### EXERCISE
Leave out the pictures and copy each record below exactly.

** BEGIN **

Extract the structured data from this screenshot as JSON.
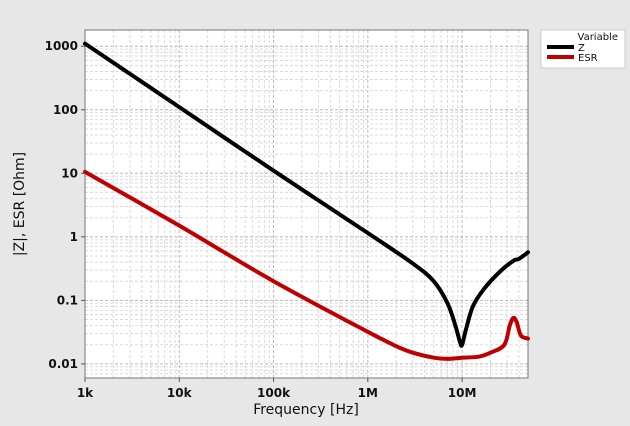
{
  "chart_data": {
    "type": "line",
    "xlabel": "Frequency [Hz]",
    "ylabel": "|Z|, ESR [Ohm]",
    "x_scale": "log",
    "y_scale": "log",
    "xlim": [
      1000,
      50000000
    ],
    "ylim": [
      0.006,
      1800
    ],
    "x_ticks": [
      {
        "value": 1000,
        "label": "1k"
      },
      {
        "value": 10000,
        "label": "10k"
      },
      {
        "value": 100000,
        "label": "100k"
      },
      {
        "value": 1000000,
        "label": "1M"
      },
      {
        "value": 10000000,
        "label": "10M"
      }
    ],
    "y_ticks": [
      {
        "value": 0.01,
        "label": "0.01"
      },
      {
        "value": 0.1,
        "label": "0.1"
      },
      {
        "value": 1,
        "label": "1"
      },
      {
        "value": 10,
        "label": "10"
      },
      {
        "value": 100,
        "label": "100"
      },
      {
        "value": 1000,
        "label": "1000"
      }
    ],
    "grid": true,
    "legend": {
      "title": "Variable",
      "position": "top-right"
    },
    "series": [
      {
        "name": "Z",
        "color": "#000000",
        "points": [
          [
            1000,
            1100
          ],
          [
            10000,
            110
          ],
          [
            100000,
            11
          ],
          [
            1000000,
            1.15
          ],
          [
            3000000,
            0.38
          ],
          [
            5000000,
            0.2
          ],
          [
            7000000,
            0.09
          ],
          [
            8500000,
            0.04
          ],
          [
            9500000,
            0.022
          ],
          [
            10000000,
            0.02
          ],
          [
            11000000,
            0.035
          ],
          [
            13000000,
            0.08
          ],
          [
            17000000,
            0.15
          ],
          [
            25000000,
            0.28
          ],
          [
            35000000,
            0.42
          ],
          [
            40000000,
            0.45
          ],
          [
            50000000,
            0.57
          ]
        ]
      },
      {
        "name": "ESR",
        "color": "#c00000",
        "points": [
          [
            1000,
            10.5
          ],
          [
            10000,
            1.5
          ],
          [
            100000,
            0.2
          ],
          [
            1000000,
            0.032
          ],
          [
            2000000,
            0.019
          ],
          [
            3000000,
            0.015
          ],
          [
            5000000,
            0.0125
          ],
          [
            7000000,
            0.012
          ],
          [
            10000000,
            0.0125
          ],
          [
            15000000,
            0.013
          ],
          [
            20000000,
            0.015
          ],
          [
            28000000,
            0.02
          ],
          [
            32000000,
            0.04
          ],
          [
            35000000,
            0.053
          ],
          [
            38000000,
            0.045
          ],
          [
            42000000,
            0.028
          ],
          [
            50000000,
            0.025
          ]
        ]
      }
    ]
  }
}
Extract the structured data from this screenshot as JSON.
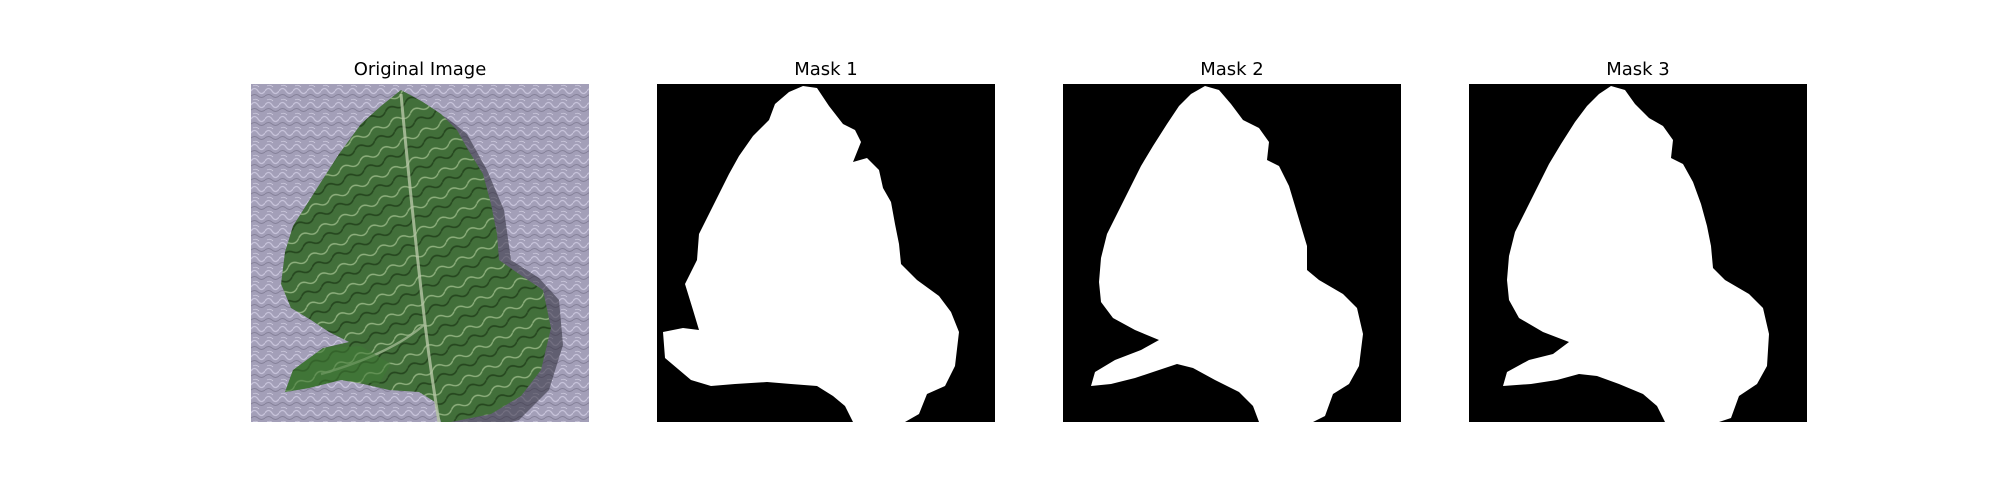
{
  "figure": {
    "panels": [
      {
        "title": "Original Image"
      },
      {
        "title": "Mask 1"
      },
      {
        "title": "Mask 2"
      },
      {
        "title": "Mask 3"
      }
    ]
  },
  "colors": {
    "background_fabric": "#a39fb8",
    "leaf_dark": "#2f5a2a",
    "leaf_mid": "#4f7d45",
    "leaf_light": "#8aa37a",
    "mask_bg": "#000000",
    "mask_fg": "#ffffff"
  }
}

** END **

### OUTPUT
Extract the structured data from this screenshot as JSON.
{
  "chart_data": {
    "type": "line",
    "xlabel": "Frequency [Hz]",
    "ylabel": "|Z|, ESR [Ohm]",
    "x_scale": "log",
    "y_scale": "log",
    "xlim": [
      1000,
      50000000
    ],
    "ylim": [
      0.006,
      1800
    ],
    "x_ticks": [
      {
        "value": 1000,
        "label": "1k"
      },
      {
        "value": 10000,
        "label": "10k"
      },
      {
        "value": 100000,
        "label": "100k"
      },
      {
        "value": 1000000,
        "label": "1M"
      },
      {
        "value": 10000000,
        "label": "10M"
      }
    ],
    "y_ticks": [
      {
        "value": 0.01,
        "label": "0.01"
      },
      {
        "value": 0.1,
        "label": "0.1"
      },
      {
        "value": 1,
        "label": "1"
      },
      {
        "value": 10,
        "label": "10"
      },
      {
        "value": 100,
        "label": "100"
      },
      {
        "value": 1000,
        "label": "1000"
      }
    ],
    "grid": true,
    "legend": {
      "title": "Variable",
      "position": "top-right"
    },
    "series": [
      {
        "name": "Z",
        "color": "#000000",
        "points": [
          [
            1000,
            1100
          ],
          [
            10000,
            110
          ],
          [
            100000,
            11
          ],
          [
            1000000,
            1.15
          ],
          [
            3000000,
            0.38
          ],
          [
            5000000,
            0.2
          ],
          [
            7000000,
            0.09
          ],
          [
            8500000,
            0.04
          ],
          [
            9500000,
            0.022
          ],
          [
            10000000,
            0.02
          ],
          [
            11000000,
            0.035
          ],
          [
            13000000,
            0.08
          ],
          [
            17000000,
            0.15
          ],
          [
            25000000,
            0.28
          ],
          [
            35000000,
            0.42
          ],
          [
            40000000,
            0.45
          ],
          [
            50000000,
            0.57
          ]
        ]
      },
      {
        "name": "ESR",
        "color": "#c00000",
        "points": [
          [
            1000,
            10.5
          ],
          [
            10000,
            1.5
          ],
          [
            100000,
            0.2
          ],
          [
            1000000,
            0.032
          ],
          [
            2000000,
            0.019
          ],
          [
            3000000,
            0.015
          ],
          [
            5000000,
            0.0125
          ],
          [
            7000000,
            0.012
          ],
          [
            10000000,
            0.0125
          ],
          [
            15000000,
            0.013
          ],
          [
            20000000,
            0.015
          ],
          [
            28000000,
            0.02
          ],
          [
            32000000,
            0.04
          ],
          [
            35000000,
            0.053
          ],
          [
            38000000,
            0.045
          ],
          [
            42000000,
            0.028
          ],
          [
            50000000,
            0.025
          ]
        ]
      }
    ]
  }
}
Extract the structured data from this screenshot as JSON.
{
  "figure": {
    "panels": [
      {
        "title": "Original Image"
      },
      {
        "title": "Mask 1"
      },
      {
        "title": "Mask 2"
      },
      {
        "title": "Mask 3"
      }
    ]
  },
  "colors": {
    "background_fabric": "#a39fb8",
    "leaf_dark": "#2f5a2a",
    "leaf_mid": "#4f7d45",
    "leaf_light": "#8aa37a",
    "mask_bg": "#000000",
    "mask_fg": "#ffffff"
  }
}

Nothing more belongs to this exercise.